Among the records below, find each line that includes the string "ylabel" and copy it.

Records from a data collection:
:::

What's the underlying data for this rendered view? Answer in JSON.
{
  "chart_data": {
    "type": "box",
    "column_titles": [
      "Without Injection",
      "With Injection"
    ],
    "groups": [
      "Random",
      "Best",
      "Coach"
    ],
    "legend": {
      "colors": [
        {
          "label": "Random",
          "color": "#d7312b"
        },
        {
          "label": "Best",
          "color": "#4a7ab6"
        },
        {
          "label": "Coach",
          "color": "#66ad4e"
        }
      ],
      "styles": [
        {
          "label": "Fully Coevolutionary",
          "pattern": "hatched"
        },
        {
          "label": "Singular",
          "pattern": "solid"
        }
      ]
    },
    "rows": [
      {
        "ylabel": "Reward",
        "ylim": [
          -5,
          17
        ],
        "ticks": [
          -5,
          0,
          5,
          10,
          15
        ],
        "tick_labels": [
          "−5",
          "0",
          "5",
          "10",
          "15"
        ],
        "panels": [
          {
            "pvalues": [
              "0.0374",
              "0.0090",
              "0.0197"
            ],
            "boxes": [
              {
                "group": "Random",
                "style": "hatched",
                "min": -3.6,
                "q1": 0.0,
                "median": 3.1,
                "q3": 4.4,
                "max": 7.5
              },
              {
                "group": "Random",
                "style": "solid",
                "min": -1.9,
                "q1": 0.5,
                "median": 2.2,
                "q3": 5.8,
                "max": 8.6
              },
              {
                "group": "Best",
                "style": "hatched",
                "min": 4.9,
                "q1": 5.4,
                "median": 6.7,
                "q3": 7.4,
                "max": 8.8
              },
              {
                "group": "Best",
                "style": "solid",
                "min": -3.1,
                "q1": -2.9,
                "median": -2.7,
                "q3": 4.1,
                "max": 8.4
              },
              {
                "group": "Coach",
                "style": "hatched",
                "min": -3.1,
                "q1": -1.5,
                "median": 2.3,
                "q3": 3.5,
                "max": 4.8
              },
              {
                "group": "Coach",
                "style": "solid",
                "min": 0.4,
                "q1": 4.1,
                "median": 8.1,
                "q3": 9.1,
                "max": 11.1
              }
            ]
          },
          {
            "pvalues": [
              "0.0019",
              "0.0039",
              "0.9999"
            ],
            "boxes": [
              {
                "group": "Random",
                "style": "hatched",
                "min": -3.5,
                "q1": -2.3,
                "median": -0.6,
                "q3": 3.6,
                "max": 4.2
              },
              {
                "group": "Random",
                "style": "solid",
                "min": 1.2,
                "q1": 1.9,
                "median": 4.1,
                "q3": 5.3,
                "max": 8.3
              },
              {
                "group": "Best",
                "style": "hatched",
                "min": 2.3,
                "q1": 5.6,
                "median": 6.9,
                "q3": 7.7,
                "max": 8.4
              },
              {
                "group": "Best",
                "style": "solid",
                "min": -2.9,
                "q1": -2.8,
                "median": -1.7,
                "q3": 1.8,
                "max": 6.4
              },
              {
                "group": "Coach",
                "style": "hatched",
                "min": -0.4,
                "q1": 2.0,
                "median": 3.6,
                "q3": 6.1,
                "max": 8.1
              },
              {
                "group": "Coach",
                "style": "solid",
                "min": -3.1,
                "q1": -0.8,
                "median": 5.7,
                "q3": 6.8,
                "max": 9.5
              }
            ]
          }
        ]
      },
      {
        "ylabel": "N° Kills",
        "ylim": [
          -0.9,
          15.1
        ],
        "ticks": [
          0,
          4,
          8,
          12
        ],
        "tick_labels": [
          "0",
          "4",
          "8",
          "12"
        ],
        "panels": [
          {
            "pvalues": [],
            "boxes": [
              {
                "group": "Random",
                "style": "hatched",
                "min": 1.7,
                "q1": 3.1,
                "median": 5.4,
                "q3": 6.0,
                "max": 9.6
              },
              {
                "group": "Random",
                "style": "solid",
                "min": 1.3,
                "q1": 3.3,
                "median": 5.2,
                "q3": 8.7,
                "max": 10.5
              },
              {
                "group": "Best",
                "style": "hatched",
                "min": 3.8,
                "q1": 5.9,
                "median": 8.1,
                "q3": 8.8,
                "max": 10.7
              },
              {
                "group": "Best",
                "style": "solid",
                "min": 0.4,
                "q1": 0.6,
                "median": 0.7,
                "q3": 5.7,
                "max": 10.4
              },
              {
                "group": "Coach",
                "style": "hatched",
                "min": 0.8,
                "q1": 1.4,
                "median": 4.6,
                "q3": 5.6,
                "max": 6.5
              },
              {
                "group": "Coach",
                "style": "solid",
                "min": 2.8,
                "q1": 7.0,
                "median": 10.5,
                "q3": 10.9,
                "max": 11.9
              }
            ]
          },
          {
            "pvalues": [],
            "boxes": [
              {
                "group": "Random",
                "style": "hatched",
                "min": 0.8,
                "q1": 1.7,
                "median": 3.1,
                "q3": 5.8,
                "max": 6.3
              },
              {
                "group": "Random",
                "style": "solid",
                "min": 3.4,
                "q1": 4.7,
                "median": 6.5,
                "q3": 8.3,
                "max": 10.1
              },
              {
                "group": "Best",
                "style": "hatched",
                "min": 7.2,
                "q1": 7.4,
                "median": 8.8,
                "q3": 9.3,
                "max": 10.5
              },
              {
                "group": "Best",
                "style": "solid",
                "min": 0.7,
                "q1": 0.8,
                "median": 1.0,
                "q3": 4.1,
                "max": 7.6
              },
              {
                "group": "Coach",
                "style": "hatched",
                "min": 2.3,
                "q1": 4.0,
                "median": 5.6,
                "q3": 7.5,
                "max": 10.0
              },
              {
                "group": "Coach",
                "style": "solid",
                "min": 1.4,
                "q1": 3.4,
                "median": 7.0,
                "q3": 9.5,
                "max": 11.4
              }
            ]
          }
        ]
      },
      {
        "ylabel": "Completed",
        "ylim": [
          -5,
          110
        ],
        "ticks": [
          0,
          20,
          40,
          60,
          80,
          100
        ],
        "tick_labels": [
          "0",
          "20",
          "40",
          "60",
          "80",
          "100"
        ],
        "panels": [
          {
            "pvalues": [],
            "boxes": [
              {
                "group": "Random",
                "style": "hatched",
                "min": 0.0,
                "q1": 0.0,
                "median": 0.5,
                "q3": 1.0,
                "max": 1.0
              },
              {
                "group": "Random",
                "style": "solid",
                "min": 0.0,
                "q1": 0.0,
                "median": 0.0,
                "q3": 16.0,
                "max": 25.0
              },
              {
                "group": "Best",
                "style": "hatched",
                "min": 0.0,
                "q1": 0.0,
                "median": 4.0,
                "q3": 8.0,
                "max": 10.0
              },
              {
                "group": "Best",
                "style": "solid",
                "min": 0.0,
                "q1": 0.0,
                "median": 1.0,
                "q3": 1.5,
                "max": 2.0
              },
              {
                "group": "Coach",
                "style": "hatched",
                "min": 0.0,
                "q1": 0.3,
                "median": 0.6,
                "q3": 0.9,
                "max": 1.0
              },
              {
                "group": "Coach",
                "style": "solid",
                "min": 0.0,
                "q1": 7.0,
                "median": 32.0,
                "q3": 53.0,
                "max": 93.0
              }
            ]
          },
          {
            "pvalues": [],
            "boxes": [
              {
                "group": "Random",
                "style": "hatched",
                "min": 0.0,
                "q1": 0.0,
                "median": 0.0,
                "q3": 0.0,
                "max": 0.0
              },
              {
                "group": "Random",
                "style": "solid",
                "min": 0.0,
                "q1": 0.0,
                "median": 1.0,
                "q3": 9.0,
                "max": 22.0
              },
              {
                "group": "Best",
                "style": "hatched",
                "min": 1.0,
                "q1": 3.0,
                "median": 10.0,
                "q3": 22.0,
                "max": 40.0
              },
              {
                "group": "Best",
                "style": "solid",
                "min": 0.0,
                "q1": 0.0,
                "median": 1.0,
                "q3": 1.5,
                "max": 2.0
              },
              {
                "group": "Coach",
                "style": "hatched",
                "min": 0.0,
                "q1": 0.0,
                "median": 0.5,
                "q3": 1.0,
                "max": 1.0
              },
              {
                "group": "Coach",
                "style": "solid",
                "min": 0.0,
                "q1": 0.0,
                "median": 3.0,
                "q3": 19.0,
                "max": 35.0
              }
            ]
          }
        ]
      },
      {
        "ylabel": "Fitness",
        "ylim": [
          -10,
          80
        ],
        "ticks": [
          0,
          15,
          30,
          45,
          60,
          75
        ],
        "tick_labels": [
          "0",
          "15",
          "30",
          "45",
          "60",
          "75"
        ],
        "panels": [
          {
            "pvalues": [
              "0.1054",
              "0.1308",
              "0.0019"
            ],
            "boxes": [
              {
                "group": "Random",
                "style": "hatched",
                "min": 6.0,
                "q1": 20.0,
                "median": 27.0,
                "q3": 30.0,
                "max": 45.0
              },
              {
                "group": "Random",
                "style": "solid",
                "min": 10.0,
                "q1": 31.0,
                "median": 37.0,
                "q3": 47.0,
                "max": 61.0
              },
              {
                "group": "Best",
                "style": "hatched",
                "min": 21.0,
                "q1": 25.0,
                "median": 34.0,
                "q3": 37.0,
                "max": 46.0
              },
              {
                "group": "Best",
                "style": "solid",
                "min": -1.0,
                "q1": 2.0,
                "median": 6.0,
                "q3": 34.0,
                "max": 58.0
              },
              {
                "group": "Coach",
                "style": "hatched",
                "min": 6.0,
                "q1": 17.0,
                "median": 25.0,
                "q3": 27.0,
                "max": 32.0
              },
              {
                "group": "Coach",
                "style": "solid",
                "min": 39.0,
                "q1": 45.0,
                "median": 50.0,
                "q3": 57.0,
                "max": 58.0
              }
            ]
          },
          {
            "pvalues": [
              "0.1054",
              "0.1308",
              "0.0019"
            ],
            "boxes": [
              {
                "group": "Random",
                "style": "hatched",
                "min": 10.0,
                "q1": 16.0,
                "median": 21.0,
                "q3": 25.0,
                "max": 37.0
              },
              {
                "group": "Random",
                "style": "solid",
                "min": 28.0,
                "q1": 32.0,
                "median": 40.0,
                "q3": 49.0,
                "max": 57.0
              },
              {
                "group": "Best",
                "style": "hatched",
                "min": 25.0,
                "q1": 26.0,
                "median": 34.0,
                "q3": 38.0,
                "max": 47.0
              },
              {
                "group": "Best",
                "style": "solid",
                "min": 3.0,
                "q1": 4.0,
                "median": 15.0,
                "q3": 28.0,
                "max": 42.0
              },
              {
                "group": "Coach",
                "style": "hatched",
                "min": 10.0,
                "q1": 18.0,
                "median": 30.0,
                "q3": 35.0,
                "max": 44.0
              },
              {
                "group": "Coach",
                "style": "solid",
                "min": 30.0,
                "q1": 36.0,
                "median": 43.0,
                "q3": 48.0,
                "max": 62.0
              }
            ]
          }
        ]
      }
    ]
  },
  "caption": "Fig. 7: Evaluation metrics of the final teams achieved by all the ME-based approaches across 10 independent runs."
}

:::

Complete answer =
        "ylabel": "Reward",
        "ylabel": "N° Kills",
        "ylabel": "Completed",
        "ylabel": "Fitness",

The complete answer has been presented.